Given task:
Copy out the entries exactly, from the first line to the last.

Extracted records:
·····

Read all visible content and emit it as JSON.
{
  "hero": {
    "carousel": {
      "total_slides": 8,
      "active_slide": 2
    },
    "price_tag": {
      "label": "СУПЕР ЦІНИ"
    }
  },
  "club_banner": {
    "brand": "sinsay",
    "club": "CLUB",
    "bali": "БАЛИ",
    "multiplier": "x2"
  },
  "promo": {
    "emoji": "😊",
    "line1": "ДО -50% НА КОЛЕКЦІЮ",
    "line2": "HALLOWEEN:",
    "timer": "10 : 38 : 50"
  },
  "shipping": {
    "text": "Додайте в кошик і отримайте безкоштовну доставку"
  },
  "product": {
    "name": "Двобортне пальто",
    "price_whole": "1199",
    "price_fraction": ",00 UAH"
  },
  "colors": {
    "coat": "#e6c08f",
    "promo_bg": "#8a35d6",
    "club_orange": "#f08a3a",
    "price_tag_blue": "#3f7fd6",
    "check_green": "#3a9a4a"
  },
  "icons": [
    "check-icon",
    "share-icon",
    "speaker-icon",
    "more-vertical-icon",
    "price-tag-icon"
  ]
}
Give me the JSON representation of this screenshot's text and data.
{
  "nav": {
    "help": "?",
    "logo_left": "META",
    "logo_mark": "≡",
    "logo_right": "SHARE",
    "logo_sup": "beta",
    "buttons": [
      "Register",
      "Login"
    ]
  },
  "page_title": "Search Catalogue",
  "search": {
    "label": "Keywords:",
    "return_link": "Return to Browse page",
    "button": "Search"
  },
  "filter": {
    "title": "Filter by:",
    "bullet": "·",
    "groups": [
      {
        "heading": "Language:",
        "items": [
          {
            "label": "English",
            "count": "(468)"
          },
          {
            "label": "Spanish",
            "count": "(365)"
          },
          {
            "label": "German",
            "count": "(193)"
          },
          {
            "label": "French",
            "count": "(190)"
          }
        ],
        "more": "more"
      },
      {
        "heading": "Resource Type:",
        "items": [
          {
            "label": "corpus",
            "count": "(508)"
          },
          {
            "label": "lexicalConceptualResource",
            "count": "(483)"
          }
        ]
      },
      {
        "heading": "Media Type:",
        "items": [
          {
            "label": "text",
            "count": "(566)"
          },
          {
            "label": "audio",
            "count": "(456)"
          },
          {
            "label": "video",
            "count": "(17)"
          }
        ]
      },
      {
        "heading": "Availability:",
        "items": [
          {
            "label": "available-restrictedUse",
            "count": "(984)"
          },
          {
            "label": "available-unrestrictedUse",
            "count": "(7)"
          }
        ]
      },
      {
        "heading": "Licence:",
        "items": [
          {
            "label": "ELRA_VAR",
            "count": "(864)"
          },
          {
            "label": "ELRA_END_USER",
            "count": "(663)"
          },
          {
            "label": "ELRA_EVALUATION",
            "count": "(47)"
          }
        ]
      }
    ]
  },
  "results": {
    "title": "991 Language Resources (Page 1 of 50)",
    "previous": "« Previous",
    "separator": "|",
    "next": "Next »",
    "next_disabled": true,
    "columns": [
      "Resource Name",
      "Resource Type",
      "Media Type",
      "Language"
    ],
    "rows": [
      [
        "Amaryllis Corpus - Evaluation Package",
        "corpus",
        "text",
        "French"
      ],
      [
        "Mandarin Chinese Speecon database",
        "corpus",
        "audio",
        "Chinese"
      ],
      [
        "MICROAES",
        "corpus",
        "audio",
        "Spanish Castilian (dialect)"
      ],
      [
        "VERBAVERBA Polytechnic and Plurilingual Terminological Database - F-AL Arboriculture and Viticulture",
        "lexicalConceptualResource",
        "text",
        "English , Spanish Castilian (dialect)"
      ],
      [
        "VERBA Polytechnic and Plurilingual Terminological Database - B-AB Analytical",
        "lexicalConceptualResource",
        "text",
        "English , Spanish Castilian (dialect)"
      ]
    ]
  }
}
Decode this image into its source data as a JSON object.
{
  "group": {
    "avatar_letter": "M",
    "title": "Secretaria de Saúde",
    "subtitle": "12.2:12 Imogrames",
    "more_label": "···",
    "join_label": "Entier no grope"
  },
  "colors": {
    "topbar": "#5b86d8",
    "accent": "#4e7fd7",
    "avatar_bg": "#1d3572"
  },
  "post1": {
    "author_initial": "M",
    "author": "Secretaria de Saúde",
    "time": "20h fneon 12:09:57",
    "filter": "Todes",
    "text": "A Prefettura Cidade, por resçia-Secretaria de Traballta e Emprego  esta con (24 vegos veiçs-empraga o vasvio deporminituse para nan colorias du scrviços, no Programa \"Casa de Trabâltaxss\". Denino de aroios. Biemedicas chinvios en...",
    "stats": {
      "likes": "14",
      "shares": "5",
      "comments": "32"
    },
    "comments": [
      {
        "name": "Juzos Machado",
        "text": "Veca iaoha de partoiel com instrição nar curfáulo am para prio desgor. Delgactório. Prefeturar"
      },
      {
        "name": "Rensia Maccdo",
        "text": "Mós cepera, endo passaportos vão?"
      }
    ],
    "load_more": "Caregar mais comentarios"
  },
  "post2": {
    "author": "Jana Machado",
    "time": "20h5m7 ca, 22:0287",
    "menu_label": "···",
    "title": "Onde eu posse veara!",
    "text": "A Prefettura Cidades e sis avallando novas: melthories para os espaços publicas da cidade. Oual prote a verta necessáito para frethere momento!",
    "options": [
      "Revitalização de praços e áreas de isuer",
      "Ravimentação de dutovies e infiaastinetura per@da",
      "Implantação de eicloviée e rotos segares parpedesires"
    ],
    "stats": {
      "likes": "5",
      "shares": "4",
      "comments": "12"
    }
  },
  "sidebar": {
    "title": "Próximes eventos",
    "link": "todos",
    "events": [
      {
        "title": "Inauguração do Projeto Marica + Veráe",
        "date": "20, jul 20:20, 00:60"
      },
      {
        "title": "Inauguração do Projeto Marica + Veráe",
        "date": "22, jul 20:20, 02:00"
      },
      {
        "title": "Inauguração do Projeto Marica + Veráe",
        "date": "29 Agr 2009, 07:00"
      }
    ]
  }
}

·····

In response:
Read all visible content and emit it as JSON.
{
  "hero": {
    "carousel": {
      "total_slides": 8,
      "active_slide": 2
    },
    "price_tag": {
      "label": "СУПЕР ЦІНИ"
    }
  },
  "club_banner": {
    "brand": "sinsay",
    "club": "CLUB",
    "bali": "БАЛИ",
    "multiplier": "x2"
  },
  "promo": {
    "emoji": "😊",
    "line1": "ДО -50% НА КОЛЕКЦІЮ",
    "line2": "HALLOWEEN:",
    "timer": "10 : 38 : 50"
  },
  "shipping": {
    "text": "Додайте в кошик і отримайте безкоштовну доставку"
  },
  "product": {
    "name": "Двобортне пальто",
    "price_whole": "1199",
    "price_fraction": ",00 UAH"
  },
  "colors": {
    "coat": "#e6c08f",
    "promo_bg": "#8a35d6",
    "club_orange": "#f08a3a",
    "price_tag_blue": "#3f7fd6",
    "check_green": "#3a9a4a"
  },
  "icons": [
    "check-icon",
    "share-icon",
    "speaker-icon",
    "more-vertical-icon",
    "price-tag-icon"
  ]
}
Give me the JSON representation of this screenshot's text and data.
{
  "nav": {
    "help": "?",
    "logo_left": "META",
    "logo_mark": "≡",
    "logo_right": "SHARE",
    "logo_sup": "beta",
    "buttons": [
      "Register",
      "Login"
    ]
  },
  "page_title": "Search Catalogue",
  "search": {
    "label": "Keywords:",
    "return_link": "Return to Browse page",
    "button": "Search"
  },
  "filter": {
    "title": "Filter by:",
    "bullet": "·",
    "groups": [
      {
        "heading": "Language:",
        "items": [
          {
            "label": "English",
            "count": "(468)"
          },
          {
            "label": "Spanish",
            "count": "(365)"
          },
          {
            "label": "German",
            "count": "(193)"
          },
          {
            "label": "French",
            "count": "(190)"
          }
        ],
        "more": "more"
      },
      {
        "heading": "Resource Type:",
        "items": [
          {
            "label": "corpus",
            "count": "(508)"
          },
          {
            "label": "lexicalConceptualResource",
            "count": "(483)"
          }
        ]
      },
      {
        "heading": "Media Type:",
        "items": [
          {
            "label": "text",
            "count": "(566)"
          },
          {
            "label": "audio",
            "count": "(456)"
          },
          {
            "label": "video",
            "count": "(17)"
          }
        ]
      },
      {
        "heading": "Availability:",
        "items": [
          {
            "label": "available-restrictedUse",
            "count": "(984)"
          },
          {
            "label": "available-unrestrictedUse",
            "count": "(7)"
          }
        ]
      },
      {
        "heading": "Licence:",
        "items": [
          {
            "label": "ELRA_VAR",
            "count": "(864)"
          },
          {
            "label": "ELRA_END_USER",
            "count": "(663)"
          },
          {
            "label": "ELRA_EVALUATION",
            "count": "(47)"
          }
        ]
      }
    ]
  },
  "results": {
    "title": "991 Language Resources (Page 1 of 50)",
    "previous": "« Previous",
    "separator": "|",
    "next": "Next »",
    "next_disabled": true,
    "columns": [
      "Resource Name",
      "Resource Type",
      "Media Type",
      "Language"
    ],
    "rows": [
      [
        "Amaryllis Corpus - Evaluation Package",
        "corpus",
        "text",
        "French"
      ],
      [
        "Mandarin Chinese Speecon database",
        "corpus",
        "audio",
        "Chinese"
      ],
      [
        "MICROAES",
        "corpus",
        "audio",
        "Spanish Castilian (dialect)"
      ],
      [
        "VERBAVERBA Polytechnic and Plurilingual Terminological Database - F-AL Arboriculture and Viticulture",
        "lexicalConceptualResource",
        "text",
        "English , Spanish Castilian (dialect)"
      ],
      [
        "VERBA Polytechnic and Plurilingual Terminological Database - B-AB Analytical",
        "lexicalConceptualResource",
        "text",
        "English , Spanish Castilian (dialect)"
      ]
    ]
  }
}
Decode this image into its source data as a JSON object.
{
  "group": {
    "avatar_letter": "M",
    "title": "Secretaria de Saúde",
    "subtitle": "12.2:12 Imogrames",
    "more_label": "···",
    "join_label": "Entier no grope"
  },
  "colors": {
    "topbar": "#5b86d8",
    "accent": "#4e7fd7",
    "avatar_bg": "#1d3572"
  },
  "post1": {
    "author_initial": "M",
    "author": "Secretaria de Saúde",
    "time": "20h fneon 12:09:57",
    "filter": "Todes",
    "text": "A Prefettura Cidade, por resçia-Secretaria de Traballta e Emprego  esta con (24 vegos veiçs-empraga o vasvio deporminituse para nan colorias du scrviços, no Programa \"Casa de Trabâltaxss\". Denino de aroios. Biemedicas chinvios en...",
    "stats": {
      "likes": "14",
      "shares": "5",
      "comments": "32"
    },
    "comments": [
      {
        "name": "Juzos Machado",
        "text": "Veca iaoha de partoiel com instrição nar curfáulo am para prio desgor. Delgactório. Prefeturar"
      },
      {
        "name": "Rensia Maccdo",
        "text": "Mós cepera, endo passaportos vão?"
      }
    ],
    "load_more": "Caregar mais comentarios"
  },
  "post2": {
    "author": "Jana Machado",
    "time": "20h5m7 ca, 22:0287",
    "menu_label": "···",
    "title": "Onde eu posse veara!",
    "text": "A Prefettura Cidades e sis avallando novas: melthories para os espaços publicas da cidade. Oual prote a verta necessáito para frethere momento!",
    "options": [
      "Revitalização de praços e áreas de isuer",
      "Ravimentação de dutovies e infiaastinetura per@da",
      "Implantação de eicloviée e rotos segares parpedesires"
    ],
    "stats": {
      "likes": "5",
      "shares": "4",
      "comments": "12"
    }
  },
  "sidebar": {
    "title": "Próximes eventos",
    "link": "todos",
    "events": [
      {
        "title": "Inauguração do Projeto Marica + Veráe",
        "date": "20, jul 20:20, 00:60"
      },
      {
        "title": "Inauguração do Projeto Marica + Veráe",
        "date": "22, jul 20:20, 02:00"
      },
      {
        "title": "Inauguração do Projeto Marica + Veráe",
        "date": "29 Agr 2009, 07:00"
      }
    ]
  }
}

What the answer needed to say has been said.